Dataset records:
________

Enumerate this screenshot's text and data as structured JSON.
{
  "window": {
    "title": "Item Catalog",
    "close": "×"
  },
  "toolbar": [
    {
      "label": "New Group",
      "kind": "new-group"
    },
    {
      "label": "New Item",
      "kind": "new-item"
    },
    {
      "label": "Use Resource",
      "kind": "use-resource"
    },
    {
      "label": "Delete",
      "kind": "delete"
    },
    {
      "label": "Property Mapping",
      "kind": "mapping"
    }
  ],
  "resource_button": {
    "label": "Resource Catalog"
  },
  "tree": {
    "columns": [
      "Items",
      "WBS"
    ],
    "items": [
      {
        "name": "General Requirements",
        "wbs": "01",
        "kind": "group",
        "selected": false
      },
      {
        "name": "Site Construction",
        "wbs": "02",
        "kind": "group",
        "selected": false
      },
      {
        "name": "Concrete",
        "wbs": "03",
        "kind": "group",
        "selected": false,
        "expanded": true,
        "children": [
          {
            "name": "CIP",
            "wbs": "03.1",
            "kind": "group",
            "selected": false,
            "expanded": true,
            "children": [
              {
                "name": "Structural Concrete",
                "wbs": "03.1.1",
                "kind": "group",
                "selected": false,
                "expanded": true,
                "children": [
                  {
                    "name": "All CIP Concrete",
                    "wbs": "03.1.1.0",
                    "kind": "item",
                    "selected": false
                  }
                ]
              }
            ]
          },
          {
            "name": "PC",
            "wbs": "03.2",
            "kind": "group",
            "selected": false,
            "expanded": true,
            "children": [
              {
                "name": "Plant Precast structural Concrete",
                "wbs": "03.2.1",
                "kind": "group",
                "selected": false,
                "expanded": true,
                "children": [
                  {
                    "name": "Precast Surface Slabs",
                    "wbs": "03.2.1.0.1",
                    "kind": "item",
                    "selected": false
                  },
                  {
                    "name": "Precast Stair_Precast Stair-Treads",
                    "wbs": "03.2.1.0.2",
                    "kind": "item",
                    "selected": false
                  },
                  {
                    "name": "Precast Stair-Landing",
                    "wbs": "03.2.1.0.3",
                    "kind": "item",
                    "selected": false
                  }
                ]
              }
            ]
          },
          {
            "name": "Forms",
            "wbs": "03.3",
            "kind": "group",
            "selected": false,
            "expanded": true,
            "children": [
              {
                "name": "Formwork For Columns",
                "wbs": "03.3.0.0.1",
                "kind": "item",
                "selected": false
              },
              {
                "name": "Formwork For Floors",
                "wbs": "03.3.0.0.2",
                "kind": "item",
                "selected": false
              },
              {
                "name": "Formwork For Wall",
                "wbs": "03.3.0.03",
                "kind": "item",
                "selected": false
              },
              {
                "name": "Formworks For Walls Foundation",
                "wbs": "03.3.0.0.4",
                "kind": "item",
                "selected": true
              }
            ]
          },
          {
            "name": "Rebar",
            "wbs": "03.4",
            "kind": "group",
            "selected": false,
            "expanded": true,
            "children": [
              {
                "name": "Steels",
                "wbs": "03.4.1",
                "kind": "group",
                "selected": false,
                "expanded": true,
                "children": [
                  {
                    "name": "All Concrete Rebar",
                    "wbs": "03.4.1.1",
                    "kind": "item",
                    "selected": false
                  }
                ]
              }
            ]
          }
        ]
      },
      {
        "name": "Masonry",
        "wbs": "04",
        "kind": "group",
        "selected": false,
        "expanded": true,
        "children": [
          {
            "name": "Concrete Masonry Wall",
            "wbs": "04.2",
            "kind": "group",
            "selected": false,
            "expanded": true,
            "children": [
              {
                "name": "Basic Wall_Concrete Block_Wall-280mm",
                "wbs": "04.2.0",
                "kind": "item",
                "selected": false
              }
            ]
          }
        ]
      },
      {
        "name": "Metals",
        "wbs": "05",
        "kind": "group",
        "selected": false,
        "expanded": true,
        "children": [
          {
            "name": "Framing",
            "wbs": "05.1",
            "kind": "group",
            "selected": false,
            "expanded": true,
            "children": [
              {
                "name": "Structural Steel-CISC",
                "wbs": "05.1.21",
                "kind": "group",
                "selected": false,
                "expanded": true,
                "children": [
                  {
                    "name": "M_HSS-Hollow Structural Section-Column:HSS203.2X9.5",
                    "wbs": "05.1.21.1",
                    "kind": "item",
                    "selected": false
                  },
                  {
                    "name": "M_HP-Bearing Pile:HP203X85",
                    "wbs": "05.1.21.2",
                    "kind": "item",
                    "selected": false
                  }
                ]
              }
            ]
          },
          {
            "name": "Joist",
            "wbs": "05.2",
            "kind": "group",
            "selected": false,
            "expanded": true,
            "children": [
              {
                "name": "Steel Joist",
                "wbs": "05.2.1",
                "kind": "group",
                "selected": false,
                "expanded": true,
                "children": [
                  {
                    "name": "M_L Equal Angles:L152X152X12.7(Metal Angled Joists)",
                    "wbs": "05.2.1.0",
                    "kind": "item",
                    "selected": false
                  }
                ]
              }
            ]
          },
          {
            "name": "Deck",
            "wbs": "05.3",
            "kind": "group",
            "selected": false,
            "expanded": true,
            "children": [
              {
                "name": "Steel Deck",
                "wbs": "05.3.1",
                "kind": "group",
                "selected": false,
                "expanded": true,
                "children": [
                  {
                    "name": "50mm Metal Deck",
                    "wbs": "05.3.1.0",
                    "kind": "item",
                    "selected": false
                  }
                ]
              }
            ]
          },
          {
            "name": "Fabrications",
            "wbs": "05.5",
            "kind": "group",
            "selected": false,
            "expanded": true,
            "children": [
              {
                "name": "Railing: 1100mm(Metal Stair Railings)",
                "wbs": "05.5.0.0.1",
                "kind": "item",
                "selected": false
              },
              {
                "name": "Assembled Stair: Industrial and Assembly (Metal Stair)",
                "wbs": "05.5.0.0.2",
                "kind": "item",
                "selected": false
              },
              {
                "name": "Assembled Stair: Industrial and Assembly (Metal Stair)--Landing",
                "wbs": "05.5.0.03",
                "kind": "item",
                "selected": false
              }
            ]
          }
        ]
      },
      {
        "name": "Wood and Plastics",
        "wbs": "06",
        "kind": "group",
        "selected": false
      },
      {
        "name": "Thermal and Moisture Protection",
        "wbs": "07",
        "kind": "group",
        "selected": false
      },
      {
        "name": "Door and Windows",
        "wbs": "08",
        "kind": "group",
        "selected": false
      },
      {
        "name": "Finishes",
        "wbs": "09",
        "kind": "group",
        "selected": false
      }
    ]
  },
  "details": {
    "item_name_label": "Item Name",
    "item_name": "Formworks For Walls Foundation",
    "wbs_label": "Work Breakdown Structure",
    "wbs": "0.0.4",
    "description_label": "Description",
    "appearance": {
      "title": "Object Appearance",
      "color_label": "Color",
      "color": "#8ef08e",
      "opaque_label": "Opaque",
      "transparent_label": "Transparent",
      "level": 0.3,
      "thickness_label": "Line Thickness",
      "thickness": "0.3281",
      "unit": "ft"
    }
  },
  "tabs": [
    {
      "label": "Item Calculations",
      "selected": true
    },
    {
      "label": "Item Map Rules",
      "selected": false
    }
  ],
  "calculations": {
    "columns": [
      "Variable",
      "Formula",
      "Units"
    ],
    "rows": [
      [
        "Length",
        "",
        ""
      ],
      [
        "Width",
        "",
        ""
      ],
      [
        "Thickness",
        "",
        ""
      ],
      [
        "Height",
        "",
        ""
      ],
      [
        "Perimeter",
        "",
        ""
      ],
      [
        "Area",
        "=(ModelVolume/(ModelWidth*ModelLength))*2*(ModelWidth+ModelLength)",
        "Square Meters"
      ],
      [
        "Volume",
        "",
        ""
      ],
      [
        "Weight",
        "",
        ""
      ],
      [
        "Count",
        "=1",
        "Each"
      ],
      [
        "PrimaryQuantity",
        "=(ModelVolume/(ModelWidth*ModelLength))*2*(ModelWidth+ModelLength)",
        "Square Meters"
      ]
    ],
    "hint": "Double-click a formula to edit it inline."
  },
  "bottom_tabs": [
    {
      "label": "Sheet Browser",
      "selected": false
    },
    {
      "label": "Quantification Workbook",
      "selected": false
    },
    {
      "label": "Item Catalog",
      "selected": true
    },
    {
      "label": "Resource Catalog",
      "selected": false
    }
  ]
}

________

__Exercise details__
Find all lines holding the string "Stair" and copy them.

__Result__
                    "name": "Precast Stair_Precast Stair-Treads",
                    "name": "Precast Stair-Landing",
                "name": "Railing: 1100mm(Metal Stair Railings)",
                "name": "Assembled Stair: Industrial and Assembly (Metal Stair)",
                "name": "Assembled Stair: Industrial and Assembly (Metal Stair)--Landing",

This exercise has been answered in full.